## The problem
Retype all of the listing exactly, passing over any picture you find.

## Information supplied
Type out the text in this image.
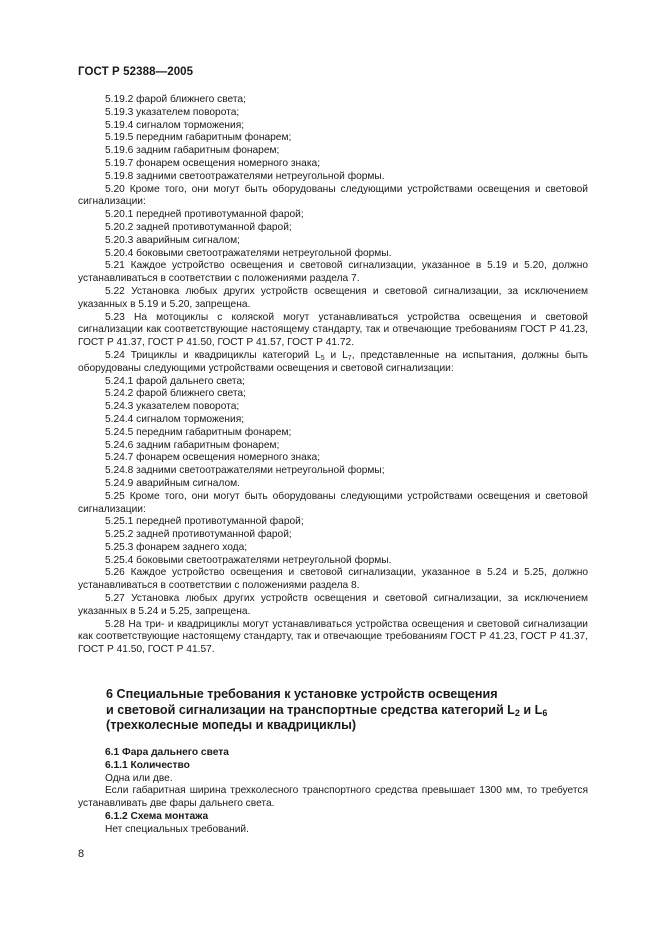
ГОСТ Р 52388—2005

5.19.2 фарой ближнего света;

5.19.3 указателем поворота;

5.19.4 сигналом торможения;

5.19.5 передним габаритным фонарем;

5.19.6 задним габаритным фонарем;

5.19.7 фонарем освещения номерного знака;

5.19.8 задними светоотражателями нетреугольной формы.

5.20 Кроме того, они могут быть оборудованы следующими устройствами освещения и световой сигнализации:

5.20.1 передней противотуманной фарой;

5.20.2 задней противотуманной фарой;

5.20.3 аварийным сигналом;

5.20.4 боковыми светоотражателями нетреугольной формы.

5.21 Каждое устройство освещения и световой сигнализации, указанное в 5.19 и 5.20, должно устанавливаться в соответствии с положениями раздела 7.

5.22 Установка любых других устройств освещения и световой сигнализации, за исключением указанных в 5.19 и 5.20, запрещена.

5.23 На мотоциклы с коляской могут устанавливаться устройства освещения и световой сигнализации как соответствующие настоящему стандарту, так и отвечающие требованиям ГОСТ Р 41.23, ГОСТ Р 41.37, ГОСТ Р 41.50, ГОСТ Р 41.57, ГОСТ Р 41.72.

5.24 Трициклы и квадрициклы категорий $L_5$ и $L_7$, представленные на испытания, должны быть оборудованы следующими устройствами освещения и световой сигнализации:

5.24.1 фарой дальнего света;

5.24.2 фарой ближнего света;

5.24.3 указателем поворота;

5.24.4 сигналом торможения;

5.24.5 передним габаритным фонарем;

5.24.6 задним габаритным фонарем;

5.24.7 фонарем освещения номерного знака;

5.24.8 задними светоотражателями нетреугольной формы;

5.24.9 аварийным сигналом.

5.25 Кроме того, они могут быть оборудованы следующими устройствами освещения и световой сигнализации:

5.25.1 передней противотуманной фарой;

5.25.2 задней противотуманной фарой;

5.25.3 фонарем заднего хода;

5.25.4 боковыми светоотражателями нетреугольной формы.

5.26 Каждое устройство освещения и световой сигнализации, указанное в 5.24 и 5.25, должно устанавливаться в соответствии с положениями раздела 8.

5.27 Установка любых других устройств освещения и световой сигнализации, за исключением указанных в 5.24 и 5.25, запрещена.

5.28 На три- и квадрициклы могут устанавливаться устройства освещения и световой сигнализации как соответствующие настоящему стандарту, так и отвечающие требованиям ГОСТ Р 41.23, ГОСТ Р 41.37, ГОСТ Р 41.50, ГОСТ Р 41.57.

6 Специальные требования к установке устройств освещения
и световой сигнализации на транспортные средства категорий $L_2$ и $L_6$
(трехколесные мопеды и квадрициклы)

6.1 Фара дальнего света

6.1.1 Количество

Одна или две.

Если габаритная ширина трехколесного транспортного средства превышает 1300 мм, то требуется устанавливать две фары дальнего света.

6.1.2 Схема монтажа

Нет специальных требований.

8
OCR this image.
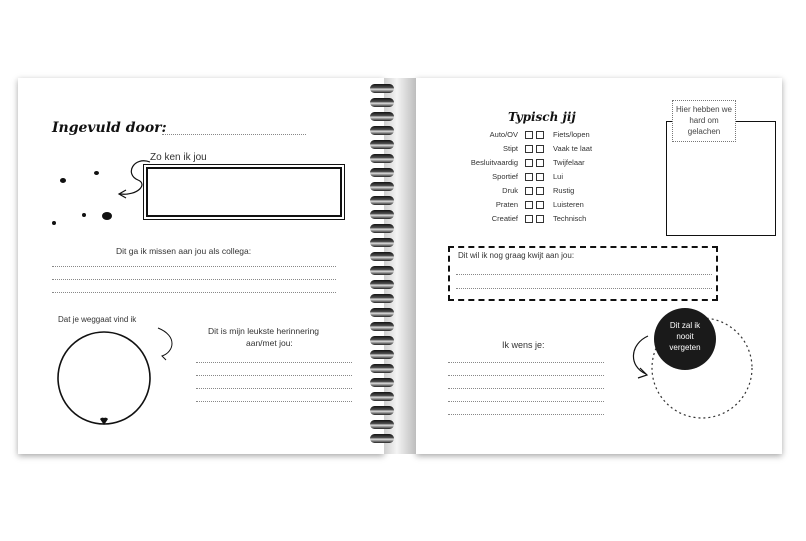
Ingevuld door:
Zo ken ik jou
Dit ga ik missen aan jou als collega:
Dat je weggaat vind ik
Dit is mijn leukste herinnering
aan/met jou:
Typisch jij
Auto/OV	Fiets/lopen
Stipt	Vaak te laat
Besluitvaardig	Twijfelaar
Sportief	Lui
Druk	Rustig
Praten	Luisteren
Creatief	Technisch
Hier hebben we hard om gelachen
Dit wil ik nog graag kwijt aan jou:
Ik wens je:
Dit zal ik nooit vergeten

## Expected answer
Type out the text in this image.
ГОСТ Р 52388—2005

5.19.2 фарой ближнего света;

5.19.3 указателем поворота;

5.19.4 сигналом торможения;

5.19.5 передним габаритным фонарем;

5.19.6 задним габаритным фонарем;

5.19.7 фонарем освещения номерного знака;

5.19.8 задними светоотражателями нетреугольной формы.

5.20 Кроме того, они могут быть оборудованы следующими устройствами освещения и световой сигнализации:

5.20.1 передней противотуманной фарой;

5.20.2 задней противотуманной фарой;

5.20.3 аварийным сигналом;

5.20.4 боковыми светоотражателями нетреугольной формы.

5.21 Каждое устройство освещения и световой сигнализации, указанное в 5.19 и 5.20, должно устанавливаться в соответствии с положениями раздела 7.

5.22 Установка любых других устройств освещения и световой сигнализации, за исключением указанных в 5.19 и 5.20, запрещена.

5.23 На мотоциклы с коляской могут устанавливаться устройства освещения и световой сигнализации как соответствующие настоящему стандарту, так и отвечающие требованиям ГОСТ Р 41.23, ГОСТ Р 41.37, ГОСТ Р 41.50, ГОСТ Р 41.57, ГОСТ Р 41.72.

5.24 Трициклы и квадрициклы категорий $L_5$ и $L_7$, представленные на испытания, должны быть оборудованы следующими устройствами освещения и световой сигнализации:

5.24.1 фарой дальнего света;

5.24.2 фарой ближнего света;

5.24.3 указателем поворота;

5.24.4 сигналом торможения;

5.24.5 передним габаритным фонарем;

5.24.6 задним габаритным фонарем;

5.24.7 фонарем освещения номерного знака;

5.24.8 задними светоотражателями нетреугольной формы;

5.24.9 аварийным сигналом.

5.25 Кроме того, они могут быть оборудованы следующими устройствами освещения и световой сигнализации:

5.25.1 передней противотуманной фарой;

5.25.2 задней противотуманной фарой;

5.25.3 фонарем заднего хода;

5.25.4 боковыми светоотражателями нетреугольной формы.

5.26 Каждое устройство освещения и световой сигнализации, указанное в 5.24 и 5.25, должно устанавливаться в соответствии с положениями раздела 8.

5.27 Установка любых других устройств освещения и световой сигнализации, за исключением указанных в 5.24 и 5.25, запрещена.

5.28 На три- и квадрициклы могут устанавливаться устройства освещения и световой сигнализации как соответствующие настоящему стандарту, так и отвечающие требованиям ГОСТ Р 41.23, ГОСТ Р 41.37, ГОСТ Р 41.50, ГОСТ Р 41.57.

6 Специальные требования к установке устройств освещения
и световой сигнализации на транспортные средства категорий $L_2$ и $L_6$
(трехколесные мопеды и квадрициклы)

6.1 Фара дальнего света

6.1.1 Количество

Одна или две.

Если габаритная ширина трехколесного транспортного средства превышает 1300 мм, то требуется устанавливать две фары дальнего света.

6.1.2 Схема монтажа

Нет специальных требований.

8
OCR this image.
Ingevuld door:
Zo ken ik jou
Dit ga ik missen aan jou als collega:
Dat je weggaat vind ik
Dit is mijn leukste herinnering
aan/met jou:
Typisch jij
Auto/OV	Fiets/lopen
Stipt	Vaak te laat
Besluitvaardig	Twijfelaar
Sportief	Lui
Druk	Rustig
Praten	Luisteren
Creatief	Technisch
Hier hebben we hard om gelachen
Dit wil ik nog graag kwijt aan jou:
Ik wens je:
Dit zal ik nooit vergeten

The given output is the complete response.